> Stated exercise
Print every line of the records below verbatim, leaving nothing out and changing nothing.

> Records of elements and coordinates
---+---
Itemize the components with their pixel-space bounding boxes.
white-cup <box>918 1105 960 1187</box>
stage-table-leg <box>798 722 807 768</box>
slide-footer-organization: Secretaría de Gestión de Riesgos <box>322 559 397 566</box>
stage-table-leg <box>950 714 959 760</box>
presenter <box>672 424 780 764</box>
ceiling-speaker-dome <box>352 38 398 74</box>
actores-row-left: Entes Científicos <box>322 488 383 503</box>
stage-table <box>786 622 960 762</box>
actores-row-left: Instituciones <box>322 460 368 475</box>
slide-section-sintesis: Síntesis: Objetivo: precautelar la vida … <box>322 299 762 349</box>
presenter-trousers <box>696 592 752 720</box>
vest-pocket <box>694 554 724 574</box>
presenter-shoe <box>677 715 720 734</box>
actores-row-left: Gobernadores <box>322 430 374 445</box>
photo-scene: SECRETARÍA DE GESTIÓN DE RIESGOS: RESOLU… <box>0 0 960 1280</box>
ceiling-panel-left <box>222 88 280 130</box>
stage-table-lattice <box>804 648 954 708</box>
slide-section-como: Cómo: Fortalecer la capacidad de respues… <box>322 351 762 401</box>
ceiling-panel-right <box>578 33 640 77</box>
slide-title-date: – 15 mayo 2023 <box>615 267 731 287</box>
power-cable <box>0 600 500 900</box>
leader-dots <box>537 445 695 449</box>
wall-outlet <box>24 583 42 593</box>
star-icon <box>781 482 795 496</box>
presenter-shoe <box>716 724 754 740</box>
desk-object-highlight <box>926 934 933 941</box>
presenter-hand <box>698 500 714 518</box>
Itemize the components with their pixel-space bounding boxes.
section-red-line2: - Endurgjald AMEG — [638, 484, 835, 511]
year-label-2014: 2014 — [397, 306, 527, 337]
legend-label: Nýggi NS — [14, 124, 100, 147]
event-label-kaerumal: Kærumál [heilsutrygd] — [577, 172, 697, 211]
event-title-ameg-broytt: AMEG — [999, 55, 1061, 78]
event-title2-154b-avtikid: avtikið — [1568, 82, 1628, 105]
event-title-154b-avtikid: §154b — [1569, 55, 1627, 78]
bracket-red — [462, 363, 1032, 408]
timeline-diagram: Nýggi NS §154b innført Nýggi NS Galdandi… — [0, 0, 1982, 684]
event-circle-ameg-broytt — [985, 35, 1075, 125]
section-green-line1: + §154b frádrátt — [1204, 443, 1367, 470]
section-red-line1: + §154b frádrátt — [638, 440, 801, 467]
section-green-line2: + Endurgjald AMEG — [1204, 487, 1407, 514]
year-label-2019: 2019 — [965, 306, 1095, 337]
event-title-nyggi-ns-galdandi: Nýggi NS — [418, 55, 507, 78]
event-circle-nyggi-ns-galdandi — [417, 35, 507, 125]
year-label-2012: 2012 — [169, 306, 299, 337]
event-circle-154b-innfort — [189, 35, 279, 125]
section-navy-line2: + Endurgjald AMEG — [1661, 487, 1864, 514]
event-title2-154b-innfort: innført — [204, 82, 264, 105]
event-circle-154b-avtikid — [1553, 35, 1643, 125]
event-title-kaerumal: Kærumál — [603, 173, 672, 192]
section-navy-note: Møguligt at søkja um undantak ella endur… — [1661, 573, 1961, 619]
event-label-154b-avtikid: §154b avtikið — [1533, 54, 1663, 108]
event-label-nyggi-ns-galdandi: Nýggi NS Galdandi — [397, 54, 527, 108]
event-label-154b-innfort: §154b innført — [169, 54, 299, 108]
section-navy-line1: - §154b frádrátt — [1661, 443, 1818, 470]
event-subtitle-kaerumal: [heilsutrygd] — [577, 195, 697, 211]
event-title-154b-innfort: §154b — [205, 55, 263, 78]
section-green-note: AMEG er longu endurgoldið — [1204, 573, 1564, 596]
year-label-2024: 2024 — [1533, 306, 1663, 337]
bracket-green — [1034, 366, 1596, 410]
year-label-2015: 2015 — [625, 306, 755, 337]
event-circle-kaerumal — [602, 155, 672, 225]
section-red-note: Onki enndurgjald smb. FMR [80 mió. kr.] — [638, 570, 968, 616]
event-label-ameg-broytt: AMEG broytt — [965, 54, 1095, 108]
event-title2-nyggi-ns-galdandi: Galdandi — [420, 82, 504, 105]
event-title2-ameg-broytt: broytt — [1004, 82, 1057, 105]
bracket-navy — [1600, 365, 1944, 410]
---+---
> Final result
Itemize the components with their pixel-space bounding boxes.
white-cup <box>918 1105 960 1187</box>
stage-table-leg <box>798 722 807 768</box>
slide-footer-organization: Secretaría de Gestión de Riesgos <box>322 559 397 566</box>
stage-table-leg <box>950 714 959 760</box>
presenter <box>672 424 780 764</box>
ceiling-speaker-dome <box>352 38 398 74</box>
actores-row-left: Entes Científicos <box>322 488 383 503</box>
stage-table <box>786 622 960 762</box>
actores-row-left: Instituciones <box>322 460 368 475</box>
slide-section-sintesis: Síntesis: Objetivo: precautelar la vida … <box>322 299 762 349</box>
presenter-trousers <box>696 592 752 720</box>
vest-pocket <box>694 554 724 574</box>
presenter-shoe <box>677 715 720 734</box>
actores-row-left: Gobernadores <box>322 430 374 445</box>
photo-scene: SECRETARÍA DE GESTIÓN DE RIESGOS: RESOLU… <box>0 0 960 1280</box>
ceiling-panel-left <box>222 88 280 130</box>
stage-table-lattice <box>804 648 954 708</box>
slide-section-como: Cómo: Fortalecer la capacidad de respues… <box>322 351 762 401</box>
ceiling-panel-right <box>578 33 640 77</box>
slide-title-date: – 15 mayo 2023 <box>615 267 731 287</box>
power-cable <box>0 600 500 900</box>
leader-dots <box>537 445 695 449</box>
wall-outlet <box>24 583 42 593</box>
star-icon <box>781 482 795 496</box>
presenter-shoe <box>716 724 754 740</box>
desk-object-highlight <box>926 934 933 941</box>
presenter-hand <box>698 500 714 518</box>
Itemize the components with their pixel-space bounding boxes.
section-red-line2: - Endurgjald AMEG — [638, 484, 835, 511]
year-label-2014: 2014 — [397, 306, 527, 337]
legend-label: Nýggi NS — [14, 124, 100, 147]
event-label-kaerumal: Kærumál [heilsutrygd] — [577, 172, 697, 211]
event-title-ameg-broytt: AMEG — [999, 55, 1061, 78]
event-title2-154b-avtikid: avtikið — [1568, 82, 1628, 105]
event-title-154b-avtikid: §154b — [1569, 55, 1627, 78]
bracket-red — [462, 363, 1032, 408]
timeline-diagram: Nýggi NS §154b innført Nýggi NS Galdandi… — [0, 0, 1982, 684]
event-circle-ameg-broytt — [985, 35, 1075, 125]
section-green-line1: + §154b frádrátt — [1204, 443, 1367, 470]
section-red-line1: + §154b frádrátt — [638, 440, 801, 467]
section-green-line2: + Endurgjald AMEG — [1204, 487, 1407, 514]
year-label-2019: 2019 — [965, 306, 1095, 337]
event-title-nyggi-ns-galdandi: Nýggi NS — [418, 55, 507, 78]
event-circle-nyggi-ns-galdandi — [417, 35, 507, 125]
year-label-2012: 2012 — [169, 306, 299, 337]
event-circle-154b-innfort — [189, 35, 279, 125]
section-navy-line2: + Endurgjald AMEG — [1661, 487, 1864, 514]
event-title2-154b-innfort: innført — [204, 82, 264, 105]
event-circle-154b-avtikid — [1553, 35, 1643, 125]
event-title-kaerumal: Kærumál — [603, 173, 672, 192]
section-navy-note: Møguligt at søkja um undantak ella endur… — [1661, 573, 1961, 619]
event-label-154b-avtikid: §154b avtikið — [1533, 54, 1663, 108]
event-label-nyggi-ns-galdandi: Nýggi NS Galdandi — [397, 54, 527, 108]
event-label-154b-innfort: §154b innført — [169, 54, 299, 108]
section-navy-line1: - §154b frádrátt — [1661, 443, 1818, 470]
event-subtitle-kaerumal: [heilsutrygd] — [577, 195, 697, 211]
event-title-154b-innfort: §154b — [205, 55, 263, 78]
section-green-note: AMEG er longu endurgoldið — [1204, 573, 1564, 596]
year-label-2024: 2024 — [1533, 306, 1663, 337]
bracket-green — [1034, 366, 1596, 410]
year-label-2015: 2015 — [625, 306, 755, 337]
event-circle-kaerumal — [602, 155, 672, 225]
section-red-note: Onki enndurgjald smb. FMR [80 mió. kr.] — [638, 570, 968, 616]
event-label-ameg-broytt: AMEG broytt — [965, 54, 1095, 108]
event-title2-nyggi-ns-galdandi: Galdandi — [420, 82, 504, 105]
event-title2-ameg-broytt: broytt — [1004, 82, 1057, 105]
bracket-navy — [1600, 365, 1944, 410]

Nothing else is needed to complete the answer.